═════ Records for the task ═════

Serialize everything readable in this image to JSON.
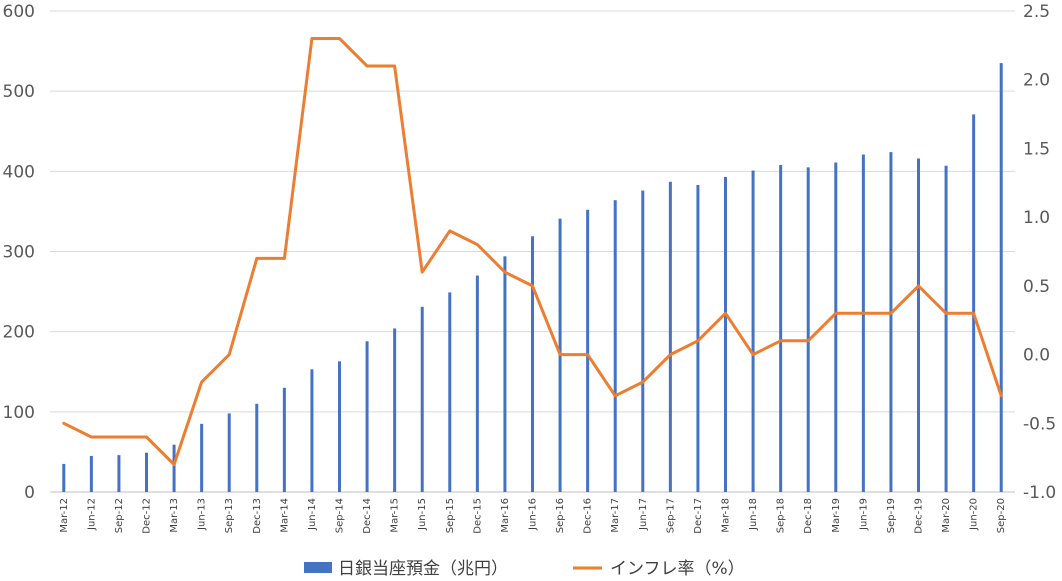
{
  "chart_data": {
    "type": "bar+line",
    "categories": [
      "Mar-12",
      "Jun-12",
      "Sep-12",
      "Dec-12",
      "Mar-13",
      "Jun-13",
      "Sep-13",
      "Dec-13",
      "Mar-14",
      "Jun-14",
      "Sep-14",
      "Dec-14",
      "Mar-15",
      "Jun-15",
      "Sep-15",
      "Dec-15",
      "Mar-16",
      "Jun-16",
      "Sep-16",
      "Dec-16",
      "Mar-17",
      "Jun-17",
      "Sep-17",
      "Dec-17",
      "Mar-18",
      "Jun-18",
      "Sep-18",
      "Dec-18",
      "Mar-19",
      "Jun-19",
      "Sep-19",
      "Dec-19",
      "Mar-20",
      "Jun-20",
      "Sep-20"
    ],
    "series": [
      {
        "name": "日銀当座預金（兆円）",
        "type": "bar",
        "axis": "left",
        "color": "#4472C4",
        "values": [
          35,
          45,
          46,
          49,
          59,
          85,
          98,
          110,
          130,
          153,
          163,
          188,
          204,
          231,
          249,
          270,
          294,
          319,
          341,
          352,
          364,
          376,
          387,
          383,
          393,
          401,
          408,
          405,
          411,
          421,
          424,
          416,
          407,
          471,
          535
        ]
      },
      {
        "name": "インフレ率（%）",
        "type": "line",
        "axis": "right",
        "color": "#ED7D31",
        "values": [
          -0.5,
          -0.6,
          -0.6,
          -0.6,
          -0.8,
          -0.2,
          0.0,
          0.7,
          0.7,
          2.3,
          2.3,
          2.1,
          2.1,
          0.6,
          0.9,
          0.8,
          0.6,
          0.5,
          0.0,
          0.0,
          -0.3,
          -0.2,
          0.0,
          0.1,
          0.3,
          0.0,
          0.1,
          0.1,
          0.3,
          0.3,
          0.3,
          0.5,
          0.3,
          0.3,
          -0.3
        ]
      }
    ],
    "y_left": {
      "lim": [
        0,
        600
      ],
      "ticks": [
        0,
        100,
        200,
        300,
        400,
        500,
        600
      ],
      "tick_labels": [
        "0",
        "100",
        "200",
        "300",
        "400",
        "500",
        "600"
      ]
    },
    "y_right": {
      "lim": [
        -1.0,
        2.5
      ],
      "ticks": [
        -1.0,
        -0.5,
        0.0,
        0.5,
        1.0,
        1.5,
        2.0,
        2.5
      ],
      "tick_labels": [
        "-1.0",
        "-0.5",
        "0.0",
        "0.5",
        "1.0",
        "1.5",
        "2.0",
        "2.5"
      ]
    },
    "grid": true,
    "legend": "bottom",
    "title": "",
    "xlabel": "",
    "ylabel": ""
  }
}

═════

_Exercise details:_
Images do not belong in the copy; reproduce all other parts of the records above verbatim.

_Exercise solution:_
Serialize everything readable in this image to JSON.
{
  "chart_data": {
    "type": "bar+line",
    "categories": [
      "Mar-12",
      "Jun-12",
      "Sep-12",
      "Dec-12",
      "Mar-13",
      "Jun-13",
      "Sep-13",
      "Dec-13",
      "Mar-14",
      "Jun-14",
      "Sep-14",
      "Dec-14",
      "Mar-15",
      "Jun-15",
      "Sep-15",
      "Dec-15",
      "Mar-16",
      "Jun-16",
      "Sep-16",
      "Dec-16",
      "Mar-17",
      "Jun-17",
      "Sep-17",
      "Dec-17",
      "Mar-18",
      "Jun-18",
      "Sep-18",
      "Dec-18",
      "Mar-19",
      "Jun-19",
      "Sep-19",
      "Dec-19",
      "Mar-20",
      "Jun-20",
      "Sep-20"
    ],
    "series": [
      {
        "name": "日銀当座預金（兆円）",
        "type": "bar",
        "axis": "left",
        "color": "#4472C4",
        "values": [
          35,
          45,
          46,
          49,
          59,
          85,
          98,
          110,
          130,
          153,
          163,
          188,
          204,
          231,
          249,
          270,
          294,
          319,
          341,
          352,
          364,
          376,
          387,
          383,
          393,
          401,
          408,
          405,
          411,
          421,
          424,
          416,
          407,
          471,
          535
        ]
      },
      {
        "name": "インフレ率（%）",
        "type": "line",
        "axis": "right",
        "color": "#ED7D31",
        "values": [
          -0.5,
          -0.6,
          -0.6,
          -0.6,
          -0.8,
          -0.2,
          0.0,
          0.7,
          0.7,
          2.3,
          2.3,
          2.1,
          2.1,
          0.6,
          0.9,
          0.8,
          0.6,
          0.5,
          0.0,
          0.0,
          -0.3,
          -0.2,
          0.0,
          0.1,
          0.3,
          0.0,
          0.1,
          0.1,
          0.3,
          0.3,
          0.3,
          0.5,
          0.3,
          0.3,
          -0.3
        ]
      }
    ],
    "y_left": {
      "lim": [
        0,
        600
      ],
      "ticks": [
        0,
        100,
        200,
        300,
        400,
        500,
        600
      ],
      "tick_labels": [
        "0",
        "100",
        "200",
        "300",
        "400",
        "500",
        "600"
      ]
    },
    "y_right": {
      "lim": [
        -1.0,
        2.5
      ],
      "ticks": [
        -1.0,
        -0.5,
        0.0,
        0.5,
        1.0,
        1.5,
        2.0,
        2.5
      ],
      "tick_labels": [
        "-1.0",
        "-0.5",
        "0.0",
        "0.5",
        "1.0",
        "1.5",
        "2.0",
        "2.5"
      ]
    },
    "grid": true,
    "legend": "bottom",
    "title": "",
    "xlabel": "",
    "ylabel": ""
  }
}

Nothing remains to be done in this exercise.